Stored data
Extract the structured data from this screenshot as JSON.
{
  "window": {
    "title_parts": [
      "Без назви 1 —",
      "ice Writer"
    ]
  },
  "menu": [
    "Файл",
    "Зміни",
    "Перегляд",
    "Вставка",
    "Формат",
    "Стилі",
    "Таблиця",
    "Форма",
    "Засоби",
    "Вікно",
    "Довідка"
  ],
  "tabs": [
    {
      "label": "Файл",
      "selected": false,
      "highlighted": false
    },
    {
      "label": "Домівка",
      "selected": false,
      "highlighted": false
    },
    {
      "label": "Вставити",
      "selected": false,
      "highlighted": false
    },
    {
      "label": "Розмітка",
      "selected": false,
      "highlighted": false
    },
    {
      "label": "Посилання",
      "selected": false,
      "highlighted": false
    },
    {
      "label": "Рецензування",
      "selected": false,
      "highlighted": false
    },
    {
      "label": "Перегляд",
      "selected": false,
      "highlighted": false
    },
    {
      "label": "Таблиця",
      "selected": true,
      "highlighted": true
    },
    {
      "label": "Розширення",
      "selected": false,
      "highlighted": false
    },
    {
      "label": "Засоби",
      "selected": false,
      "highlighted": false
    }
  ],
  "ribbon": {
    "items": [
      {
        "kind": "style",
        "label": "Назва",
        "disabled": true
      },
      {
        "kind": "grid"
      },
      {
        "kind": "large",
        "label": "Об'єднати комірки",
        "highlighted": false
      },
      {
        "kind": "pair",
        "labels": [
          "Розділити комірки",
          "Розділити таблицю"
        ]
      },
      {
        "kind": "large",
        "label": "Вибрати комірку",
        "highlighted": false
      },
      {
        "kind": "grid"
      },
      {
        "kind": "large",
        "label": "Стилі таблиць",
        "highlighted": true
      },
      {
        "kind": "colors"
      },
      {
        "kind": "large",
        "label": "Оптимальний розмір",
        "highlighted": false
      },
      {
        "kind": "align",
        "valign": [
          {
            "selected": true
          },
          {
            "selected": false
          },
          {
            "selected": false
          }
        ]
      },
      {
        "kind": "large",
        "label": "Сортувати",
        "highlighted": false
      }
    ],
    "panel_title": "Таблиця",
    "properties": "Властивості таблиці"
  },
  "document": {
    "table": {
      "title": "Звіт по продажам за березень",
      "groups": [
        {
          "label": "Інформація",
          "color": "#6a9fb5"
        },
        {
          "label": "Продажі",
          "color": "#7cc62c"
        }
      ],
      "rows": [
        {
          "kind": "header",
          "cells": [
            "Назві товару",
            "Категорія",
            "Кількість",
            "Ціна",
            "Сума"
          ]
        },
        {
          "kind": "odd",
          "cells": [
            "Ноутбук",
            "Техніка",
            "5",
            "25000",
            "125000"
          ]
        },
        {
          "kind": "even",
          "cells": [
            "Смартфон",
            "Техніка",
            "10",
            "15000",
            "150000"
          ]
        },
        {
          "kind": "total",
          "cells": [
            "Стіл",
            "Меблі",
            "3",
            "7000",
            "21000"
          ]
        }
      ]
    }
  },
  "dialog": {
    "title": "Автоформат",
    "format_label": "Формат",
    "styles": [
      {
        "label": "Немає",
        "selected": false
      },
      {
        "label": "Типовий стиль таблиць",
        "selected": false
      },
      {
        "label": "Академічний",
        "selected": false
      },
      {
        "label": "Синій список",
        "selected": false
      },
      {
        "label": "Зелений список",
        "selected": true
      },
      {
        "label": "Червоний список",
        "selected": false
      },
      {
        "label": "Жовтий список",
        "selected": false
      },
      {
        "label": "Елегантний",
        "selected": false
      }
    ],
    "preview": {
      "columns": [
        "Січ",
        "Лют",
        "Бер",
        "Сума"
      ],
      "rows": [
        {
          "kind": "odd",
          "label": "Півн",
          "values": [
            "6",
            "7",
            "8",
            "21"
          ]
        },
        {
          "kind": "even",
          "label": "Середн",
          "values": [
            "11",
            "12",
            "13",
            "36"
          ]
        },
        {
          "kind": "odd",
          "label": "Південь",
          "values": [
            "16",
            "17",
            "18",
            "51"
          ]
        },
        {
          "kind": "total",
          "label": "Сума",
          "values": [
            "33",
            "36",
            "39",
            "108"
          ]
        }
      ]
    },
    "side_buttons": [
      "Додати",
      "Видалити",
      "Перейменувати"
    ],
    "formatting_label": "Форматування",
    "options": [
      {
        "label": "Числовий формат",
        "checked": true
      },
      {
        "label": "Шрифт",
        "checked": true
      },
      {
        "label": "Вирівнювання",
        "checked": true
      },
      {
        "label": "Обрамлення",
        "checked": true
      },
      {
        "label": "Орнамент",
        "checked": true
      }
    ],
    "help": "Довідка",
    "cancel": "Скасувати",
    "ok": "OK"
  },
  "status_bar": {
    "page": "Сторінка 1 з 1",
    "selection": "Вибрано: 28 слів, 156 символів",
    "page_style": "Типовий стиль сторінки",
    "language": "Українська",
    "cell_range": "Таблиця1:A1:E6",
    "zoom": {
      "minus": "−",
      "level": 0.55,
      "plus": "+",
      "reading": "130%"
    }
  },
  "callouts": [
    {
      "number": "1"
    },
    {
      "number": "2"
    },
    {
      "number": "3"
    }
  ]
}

◆ **Directions for this task**:
Extract each line of the listing above, copying it word for word.

◆ **Result for this exercise**:
Extract the structured data from this screenshot as JSON.
{
  "window": {
    "title_parts": [
      "Без назви 1 —",
      "ice Writer"
    ]
  },
  "menu": [
    "Файл",
    "Зміни",
    "Перегляд",
    "Вставка",
    "Формат",
    "Стилі",
    "Таблиця",
    "Форма",
    "Засоби",
    "Вікно",
    "Довідка"
  ],
  "tabs": [
    {
      "label": "Файл",
      "selected": false,
      "highlighted": false
    },
    {
      "label": "Домівка",
      "selected": false,
      "highlighted": false
    },
    {
      "label": "Вставити",
      "selected": false,
      "highlighted": false
    },
    {
      "label": "Розмітка",
      "selected": false,
      "highlighted": false
    },
    {
      "label": "Посилання",
      "selected": false,
      "highlighted": false
    },
    {
      "label": "Рецензування",
      "selected": false,
      "highlighted": false
    },
    {
      "label": "Перегляд",
      "selected": false,
      "highlighted": false
    },
    {
      "label": "Таблиця",
      "selected": true,
      "highlighted": true
    },
    {
      "label": "Розширення",
      "selected": false,
      "highlighted": false
    },
    {
      "label": "Засоби",
      "selected": false,
      "highlighted": false
    }
  ],
  "ribbon": {
    "items": [
      {
        "kind": "style",
        "label": "Назва",
        "disabled": true
      },
      {
        "kind": "grid"
      },
      {
        "kind": "large",
        "label": "Об'єднати комірки",
        "highlighted": false
      },
      {
        "kind": "pair",
        "labels": [
          "Розділити комірки",
          "Розділити таблицю"
        ]
      },
      {
        "kind": "large",
        "label": "Вибрати комірку",
        "highlighted": false
      },
      {
        "kind": "grid"
      },
      {
        "kind": "large",
        "label": "Стилі таблиць",
        "highlighted": true
      },
      {
        "kind": "colors"
      },
      {
        "kind": "large",
        "label": "Оптимальний розмір",
        "highlighted": false
      },
      {
        "kind": "align",
        "valign": [
          {
            "selected": true
          },
          {
            "selected": false
          },
          {
            "selected": false
          }
        ]
      },
      {
        "kind": "large",
        "label": "Сортувати",
        "highlighted": false
      }
    ],
    "panel_title": "Таблиця",
    "properties": "Властивості таблиці"
  },
  "document": {
    "table": {
      "title": "Звіт по продажам за березень",
      "groups": [
        {
          "label": "Інформація",
          "color": "#6a9fb5"
        },
        {
          "label": "Продажі",
          "color": "#7cc62c"
        }
      ],
      "rows": [
        {
          "kind": "header",
          "cells": [
            "Назві товару",
            "Категорія",
            "Кількість",
            "Ціна",
            "Сума"
          ]
        },
        {
          "kind": "odd",
          "cells": [
            "Ноутбук",
            "Техніка",
            "5",
            "25000",
            "125000"
          ]
        },
        {
          "kind": "even",
          "cells": [
            "Смартфон",
            "Техніка",
            "10",
            "15000",
            "150000"
          ]
        },
        {
          "kind": "total",
          "cells": [
            "Стіл",
            "Меблі",
            "3",
            "7000",
            "21000"
          ]
        }
      ]
    }
  },
  "dialog": {
    "title": "Автоформат",
    "format_label": "Формат",
    "styles": [
      {
        "label": "Немає",
        "selected": false
      },
      {
        "label": "Типовий стиль таблиць",
        "selected": false
      },
      {
        "label": "Академічний",
        "selected": false
      },
      {
        "label": "Синій список",
        "selected": false
      },
      {
        "label": "Зелений список",
        "selected": true
      },
      {
        "label": "Червоний список",
        "selected": false
      },
      {
        "label": "Жовтий список",
        "selected": false
      },
      {
        "label": "Елегантний",
        "selected": false
      }
    ],
    "preview": {
      "columns": [
        "Січ",
        "Лют",
        "Бер",
        "Сума"
      ],
      "rows": [
        {
          "kind": "odd",
          "label": "Півн",
          "values": [
            "6",
            "7",
            "8",
            "21"
          ]
        },
        {
          "kind": "even",
          "label": "Середн",
          "values": [
            "11",
            "12",
            "13",
            "36"
          ]
        },
        {
          "kind": "odd",
          "label": "Південь",
          "values": [
            "16",
            "17",
            "18",
            "51"
          ]
        },
        {
          "kind": "total",
          "label": "Сума",
          "values": [
            "33",
            "36",
            "39",
            "108"
          ]
        }
      ]
    },
    "side_buttons": [
      "Додати",
      "Видалити",
      "Перейменувати"
    ],
    "formatting_label": "Форматування",
    "options": [
      {
        "label": "Числовий формат",
        "checked": true
      },
      {
        "label": "Шрифт",
        "checked": true
      },
      {
        "label": "Вирівнювання",
        "checked": true
      },
      {
        "label": "Обрамлення",
        "checked": true
      },
      {
        "label": "Орнамент",
        "checked": true
      }
    ],
    "help": "Довідка",
    "cancel": "Скасувати",
    "ok": "OK"
  },
  "status_bar": {
    "page": "Сторінка 1 з 1",
    "selection": "Вибрано: 28 слів, 156 символів",
    "page_style": "Типовий стиль сторінки",
    "language": "Українська",
    "cell_range": "Таблиця1:A1:E6",
    "zoom": {
      "minus": "−",
      "level": 0.55,
      "plus": "+",
      "reading": "130%"
    }
  },
  "callouts": [
    {
      "number": "1"
    },
    {
      "number": "2"
    },
    {
      "number": "3"
    }
  ]
}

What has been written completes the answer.